What you have to do – Transcribe the records below exactly as they appear, omitting any pictures.

Task input –

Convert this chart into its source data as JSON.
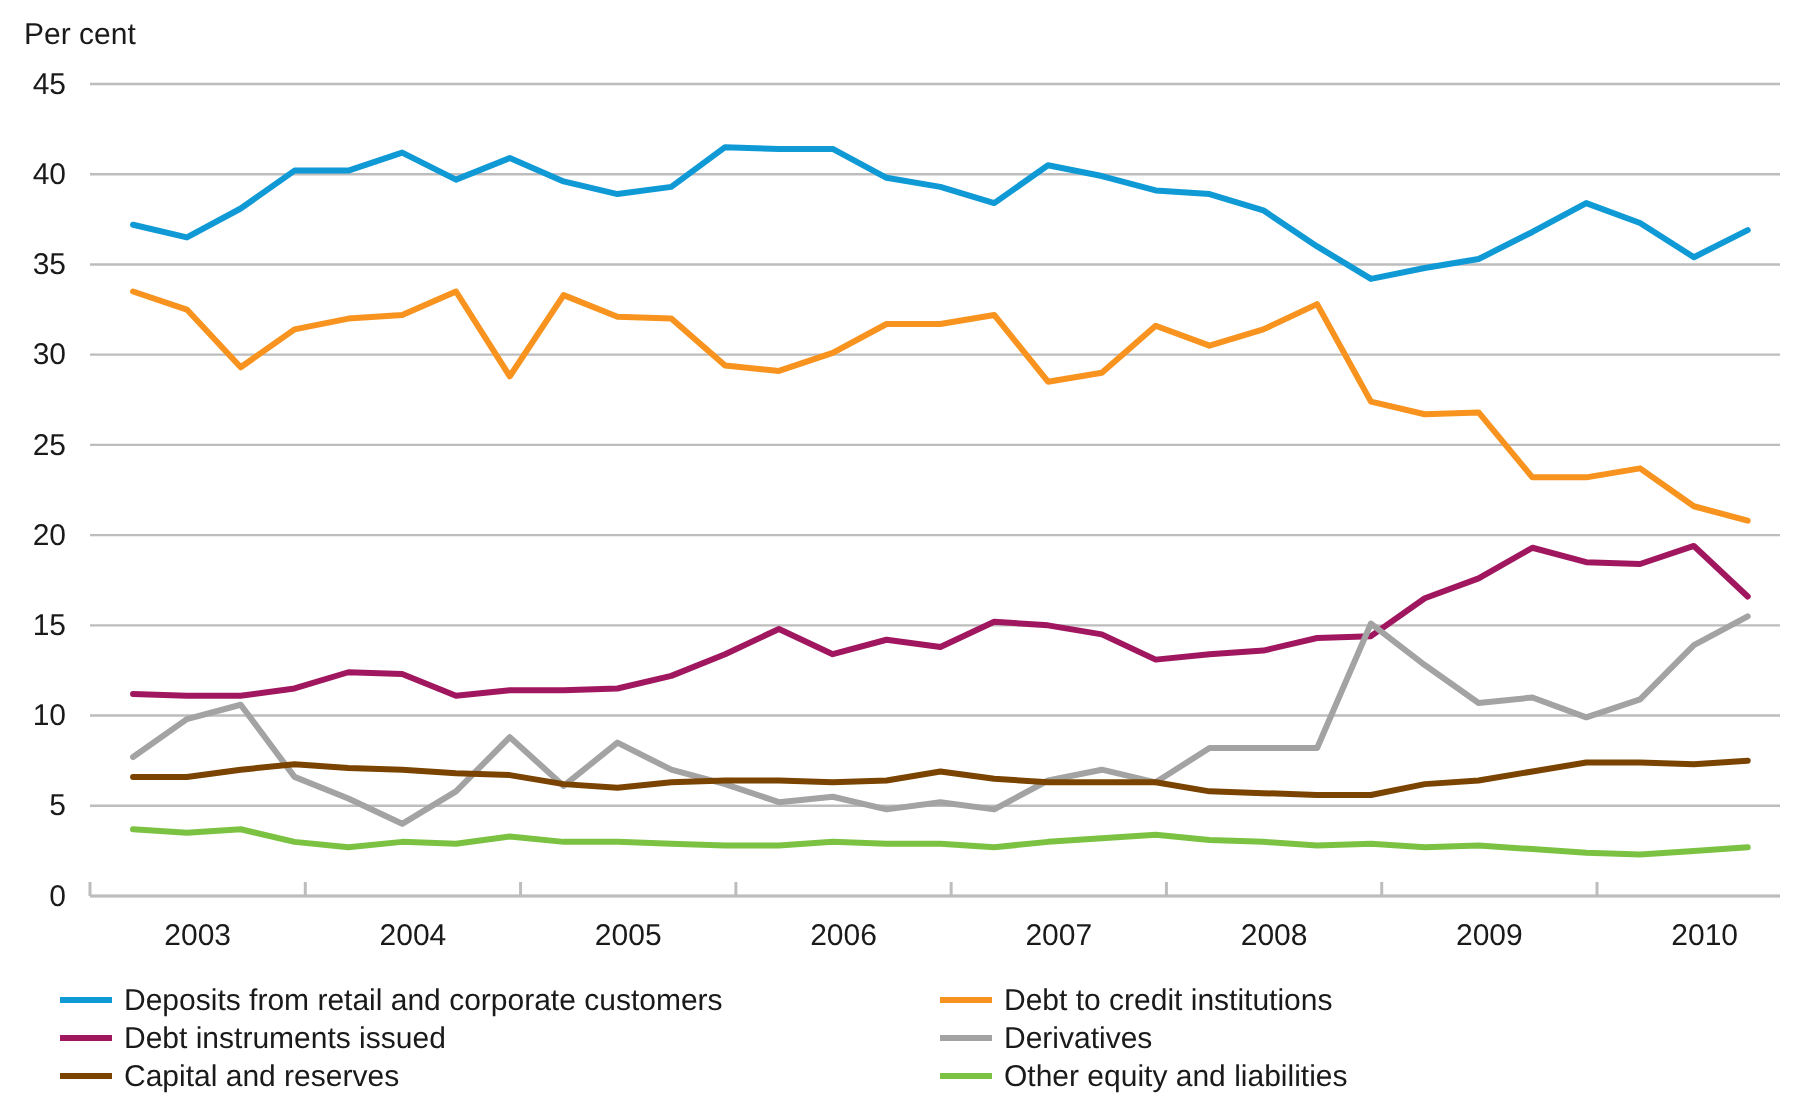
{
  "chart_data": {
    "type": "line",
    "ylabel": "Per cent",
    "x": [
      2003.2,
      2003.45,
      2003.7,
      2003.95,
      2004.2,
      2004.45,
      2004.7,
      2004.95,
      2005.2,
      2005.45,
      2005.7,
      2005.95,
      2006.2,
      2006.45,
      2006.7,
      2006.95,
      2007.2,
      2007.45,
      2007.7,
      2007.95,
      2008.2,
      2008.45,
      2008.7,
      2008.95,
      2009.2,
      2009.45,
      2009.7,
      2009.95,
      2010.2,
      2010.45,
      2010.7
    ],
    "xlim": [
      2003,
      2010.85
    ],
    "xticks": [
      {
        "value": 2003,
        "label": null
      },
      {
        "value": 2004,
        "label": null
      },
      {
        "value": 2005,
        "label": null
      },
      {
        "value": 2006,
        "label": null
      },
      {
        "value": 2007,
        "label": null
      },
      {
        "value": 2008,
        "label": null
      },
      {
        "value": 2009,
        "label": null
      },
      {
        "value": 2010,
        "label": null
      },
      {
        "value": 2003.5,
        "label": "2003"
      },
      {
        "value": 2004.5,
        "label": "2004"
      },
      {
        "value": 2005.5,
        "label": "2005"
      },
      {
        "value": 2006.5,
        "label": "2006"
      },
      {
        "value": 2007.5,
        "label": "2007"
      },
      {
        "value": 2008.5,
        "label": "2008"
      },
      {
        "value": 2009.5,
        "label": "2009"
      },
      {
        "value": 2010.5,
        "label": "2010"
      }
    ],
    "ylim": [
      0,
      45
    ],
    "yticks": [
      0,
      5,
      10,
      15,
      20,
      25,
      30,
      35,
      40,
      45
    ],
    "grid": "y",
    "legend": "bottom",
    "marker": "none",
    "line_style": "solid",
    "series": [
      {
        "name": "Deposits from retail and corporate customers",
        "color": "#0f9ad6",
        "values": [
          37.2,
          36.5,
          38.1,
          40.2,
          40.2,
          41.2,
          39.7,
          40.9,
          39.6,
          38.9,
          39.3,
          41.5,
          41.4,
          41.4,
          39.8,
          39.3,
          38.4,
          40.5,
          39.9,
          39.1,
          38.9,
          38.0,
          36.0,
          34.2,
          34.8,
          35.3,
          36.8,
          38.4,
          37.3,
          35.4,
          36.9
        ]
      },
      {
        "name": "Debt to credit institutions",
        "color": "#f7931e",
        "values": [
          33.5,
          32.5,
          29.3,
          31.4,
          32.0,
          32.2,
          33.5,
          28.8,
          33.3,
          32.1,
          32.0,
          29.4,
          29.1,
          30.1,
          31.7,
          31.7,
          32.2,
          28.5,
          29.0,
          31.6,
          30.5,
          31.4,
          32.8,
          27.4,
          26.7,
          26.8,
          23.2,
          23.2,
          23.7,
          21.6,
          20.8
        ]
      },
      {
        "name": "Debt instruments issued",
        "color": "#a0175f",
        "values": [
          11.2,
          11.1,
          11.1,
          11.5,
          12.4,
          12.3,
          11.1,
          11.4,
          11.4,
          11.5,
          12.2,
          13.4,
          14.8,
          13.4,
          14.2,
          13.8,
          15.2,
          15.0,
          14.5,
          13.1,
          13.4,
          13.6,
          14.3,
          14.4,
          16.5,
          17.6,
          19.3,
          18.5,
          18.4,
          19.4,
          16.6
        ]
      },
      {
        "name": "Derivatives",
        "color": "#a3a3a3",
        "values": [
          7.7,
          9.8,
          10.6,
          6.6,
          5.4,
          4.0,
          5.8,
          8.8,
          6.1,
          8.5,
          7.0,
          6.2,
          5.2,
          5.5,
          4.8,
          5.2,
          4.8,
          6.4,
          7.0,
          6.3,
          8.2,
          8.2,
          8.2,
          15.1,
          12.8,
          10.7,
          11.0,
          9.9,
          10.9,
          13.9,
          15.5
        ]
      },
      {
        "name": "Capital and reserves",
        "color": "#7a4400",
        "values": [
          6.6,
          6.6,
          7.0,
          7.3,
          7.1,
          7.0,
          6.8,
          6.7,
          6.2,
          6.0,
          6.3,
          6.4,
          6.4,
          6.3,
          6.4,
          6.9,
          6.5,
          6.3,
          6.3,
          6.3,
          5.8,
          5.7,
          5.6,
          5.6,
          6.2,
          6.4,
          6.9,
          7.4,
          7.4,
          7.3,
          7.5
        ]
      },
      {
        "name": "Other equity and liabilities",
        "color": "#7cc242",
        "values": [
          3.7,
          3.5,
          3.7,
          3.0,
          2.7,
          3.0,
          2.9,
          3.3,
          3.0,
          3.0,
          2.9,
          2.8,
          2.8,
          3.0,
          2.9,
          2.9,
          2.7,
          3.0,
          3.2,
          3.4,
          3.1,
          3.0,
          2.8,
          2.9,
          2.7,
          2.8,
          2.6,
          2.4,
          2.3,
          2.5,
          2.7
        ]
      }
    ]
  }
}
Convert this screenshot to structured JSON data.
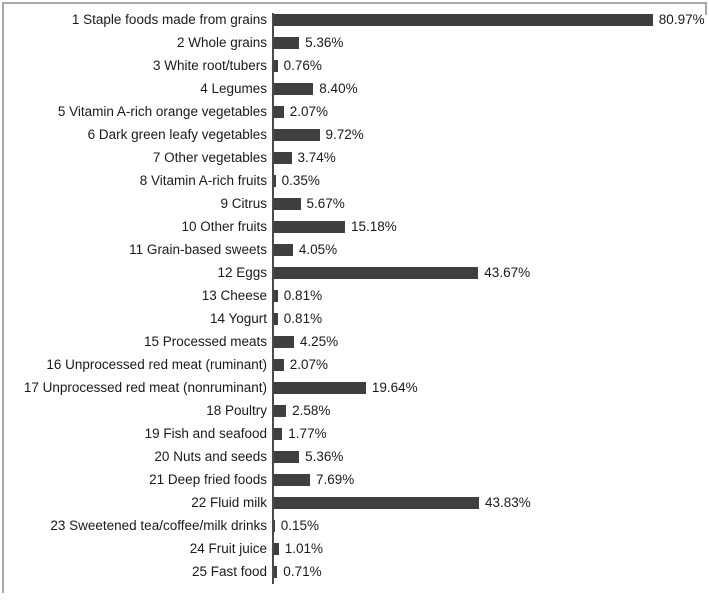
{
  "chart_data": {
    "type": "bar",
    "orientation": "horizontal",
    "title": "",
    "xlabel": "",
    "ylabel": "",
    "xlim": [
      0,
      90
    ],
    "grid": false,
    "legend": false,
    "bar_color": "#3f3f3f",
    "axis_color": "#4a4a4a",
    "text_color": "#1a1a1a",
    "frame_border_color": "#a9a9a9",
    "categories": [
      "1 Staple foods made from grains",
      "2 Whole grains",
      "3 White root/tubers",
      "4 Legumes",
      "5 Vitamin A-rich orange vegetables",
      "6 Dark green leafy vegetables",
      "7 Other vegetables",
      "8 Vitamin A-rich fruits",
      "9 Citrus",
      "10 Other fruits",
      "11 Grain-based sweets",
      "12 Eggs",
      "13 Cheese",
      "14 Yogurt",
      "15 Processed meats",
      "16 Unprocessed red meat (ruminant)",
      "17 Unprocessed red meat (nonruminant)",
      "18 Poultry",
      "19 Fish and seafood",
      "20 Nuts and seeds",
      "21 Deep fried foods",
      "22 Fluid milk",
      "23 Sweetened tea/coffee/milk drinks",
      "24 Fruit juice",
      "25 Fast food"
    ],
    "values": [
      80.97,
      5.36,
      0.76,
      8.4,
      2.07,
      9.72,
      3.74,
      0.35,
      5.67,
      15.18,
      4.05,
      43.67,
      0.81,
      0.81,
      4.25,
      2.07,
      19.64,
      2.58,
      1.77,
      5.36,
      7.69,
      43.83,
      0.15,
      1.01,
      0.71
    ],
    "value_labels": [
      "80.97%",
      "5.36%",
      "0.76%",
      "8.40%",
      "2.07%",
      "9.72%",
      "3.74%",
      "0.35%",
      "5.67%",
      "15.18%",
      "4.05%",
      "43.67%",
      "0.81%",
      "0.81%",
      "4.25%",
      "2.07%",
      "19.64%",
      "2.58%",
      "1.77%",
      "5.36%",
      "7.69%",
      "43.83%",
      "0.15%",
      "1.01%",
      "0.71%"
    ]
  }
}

Solved problem –
Convert this chart into its source data as JSON.
{
  "chart_data": {
    "type": "line",
    "ylabel": "Per cent",
    "x": [
      2003.2,
      2003.45,
      2003.7,
      2003.95,
      2004.2,
      2004.45,
      2004.7,
      2004.95,
      2005.2,
      2005.45,
      2005.7,
      2005.95,
      2006.2,
      2006.45,
      2006.7,
      2006.95,
      2007.2,
      2007.45,
      2007.7,
      2007.95,
      2008.2,
      2008.45,
      2008.7,
      2008.95,
      2009.2,
      2009.45,
      2009.7,
      2009.95,
      2010.2,
      2010.45,
      2010.7
    ],
    "xlim": [
      2003,
      2010.85
    ],
    "xticks": [
      {
        "value": 2003,
        "label": null
      },
      {
        "value": 2004,
        "label": null
      },
      {
        "value": 2005,
        "label": null
      },
      {
        "value": 2006,
        "label": null
      },
      {
        "value": 2007,
        "label": null
      },
      {
        "value": 2008,
        "label": null
      },
      {
        "value": 2009,
        "label": null
      },
      {
        "value": 2010,
        "label": null
      },
      {
        "value": 2003.5,
        "label": "2003"
      },
      {
        "value": 2004.5,
        "label": "2004"
      },
      {
        "value": 2005.5,
        "label": "2005"
      },
      {
        "value": 2006.5,
        "label": "2006"
      },
      {
        "value": 2007.5,
        "label": "2007"
      },
      {
        "value": 2008.5,
        "label": "2008"
      },
      {
        "value": 2009.5,
        "label": "2009"
      },
      {
        "value": 2010.5,
        "label": "2010"
      }
    ],
    "ylim": [
      0,
      45
    ],
    "yticks": [
      0,
      5,
      10,
      15,
      20,
      25,
      30,
      35,
      40,
      45
    ],
    "grid": "y",
    "legend": "bottom",
    "marker": "none",
    "line_style": "solid",
    "series": [
      {
        "name": "Deposits from retail and corporate customers",
        "color": "#0f9ad6",
        "values": [
          37.2,
          36.5,
          38.1,
          40.2,
          40.2,
          41.2,
          39.7,
          40.9,
          39.6,
          38.9,
          39.3,
          41.5,
          41.4,
          41.4,
          39.8,
          39.3,
          38.4,
          40.5,
          39.9,
          39.1,
          38.9,
          38.0,
          36.0,
          34.2,
          34.8,
          35.3,
          36.8,
          38.4,
          37.3,
          35.4,
          36.9
        ]
      },
      {
        "name": "Debt to credit institutions",
        "color": "#f7931e",
        "values": [
          33.5,
          32.5,
          29.3,
          31.4,
          32.0,
          32.2,
          33.5,
          28.8,
          33.3,
          32.1,
          32.0,
          29.4,
          29.1,
          30.1,
          31.7,
          31.7,
          32.2,
          28.5,
          29.0,
          31.6,
          30.5,
          31.4,
          32.8,
          27.4,
          26.7,
          26.8,
          23.2,
          23.2,
          23.7,
          21.6,
          20.8
        ]
      },
      {
        "name": "Debt instruments issued",
        "color": "#a0175f",
        "values": [
          11.2,
          11.1,
          11.1,
          11.5,
          12.4,
          12.3,
          11.1,
          11.4,
          11.4,
          11.5,
          12.2,
          13.4,
          14.8,
          13.4,
          14.2,
          13.8,
          15.2,
          15.0,
          14.5,
          13.1,
          13.4,
          13.6,
          14.3,
          14.4,
          16.5,
          17.6,
          19.3,
          18.5,
          18.4,
          19.4,
          16.6
        ]
      },
      {
        "name": "Derivatives",
        "color": "#a3a3a3",
        "values": [
          7.7,
          9.8,
          10.6,
          6.6,
          5.4,
          4.0,
          5.8,
          8.8,
          6.1,
          8.5,
          7.0,
          6.2,
          5.2,
          5.5,
          4.8,
          5.2,
          4.8,
          6.4,
          7.0,
          6.3,
          8.2,
          8.2,
          8.2,
          15.1,
          12.8,
          10.7,
          11.0,
          9.9,
          10.9,
          13.9,
          15.5
        ]
      },
      {
        "name": "Capital and reserves",
        "color": "#7a4400",
        "values": [
          6.6,
          6.6,
          7.0,
          7.3,
          7.1,
          7.0,
          6.8,
          6.7,
          6.2,
          6.0,
          6.3,
          6.4,
          6.4,
          6.3,
          6.4,
          6.9,
          6.5,
          6.3,
          6.3,
          6.3,
          5.8,
          5.7,
          5.6,
          5.6,
          6.2,
          6.4,
          6.9,
          7.4,
          7.4,
          7.3,
          7.5
        ]
      },
      {
        "name": "Other equity and liabilities",
        "color": "#7cc242",
        "values": [
          3.7,
          3.5,
          3.7,
          3.0,
          2.7,
          3.0,
          2.9,
          3.3,
          3.0,
          3.0,
          2.9,
          2.8,
          2.8,
          3.0,
          2.9,
          2.9,
          2.7,
          3.0,
          3.2,
          3.4,
          3.1,
          3.0,
          2.8,
          2.9,
          2.7,
          2.8,
          2.6,
          2.4,
          2.3,
          2.5,
          2.7
        ]
      }
    ]
  }
}
Convert this screenshot to structured JSON data.
{
  "chart_data": {
    "type": "bar",
    "orientation": "horizontal",
    "title": "",
    "xlabel": "",
    "ylabel": "",
    "xlim": [
      0,
      90
    ],
    "grid": false,
    "legend": false,
    "bar_color": "#3f3f3f",
    "axis_color": "#4a4a4a",
    "text_color": "#1a1a1a",
    "frame_border_color": "#a9a9a9",
    "categories": [
      "1 Staple foods made from grains",
      "2 Whole grains",
      "3 White root/tubers",
      "4 Legumes",
      "5 Vitamin A-rich orange vegetables",
      "6 Dark green leafy vegetables",
      "7 Other vegetables",
      "8 Vitamin A-rich fruits",
      "9 Citrus",
      "10 Other fruits",
      "11 Grain-based sweets",
      "12 Eggs",
      "13 Cheese",
      "14 Yogurt",
      "15 Processed meats",
      "16 Unprocessed red meat (ruminant)",
      "17 Unprocessed red meat (nonruminant)",
      "18 Poultry",
      "19 Fish and seafood",
      "20 Nuts and seeds",
      "21 Deep fried foods",
      "22 Fluid milk",
      "23 Sweetened tea/coffee/milk drinks",
      "24 Fruit juice",
      "25 Fast food"
    ],
    "values": [
      80.97,
      5.36,
      0.76,
      8.4,
      2.07,
      9.72,
      3.74,
      0.35,
      5.67,
      15.18,
      4.05,
      43.67,
      0.81,
      0.81,
      4.25,
      2.07,
      19.64,
      2.58,
      1.77,
      5.36,
      7.69,
      43.83,
      0.15,
      1.01,
      0.71
    ],
    "value_labels": [
      "80.97%",
      "5.36%",
      "0.76%",
      "8.40%",
      "2.07%",
      "9.72%",
      "3.74%",
      "0.35%",
      "5.67%",
      "15.18%",
      "4.05%",
      "43.67%",
      "0.81%",
      "0.81%",
      "4.25%",
      "2.07%",
      "19.64%",
      "2.58%",
      "1.77%",
      "5.36%",
      "7.69%",
      "43.83%",
      "0.15%",
      "1.01%",
      "0.71%"
    ]
  }
}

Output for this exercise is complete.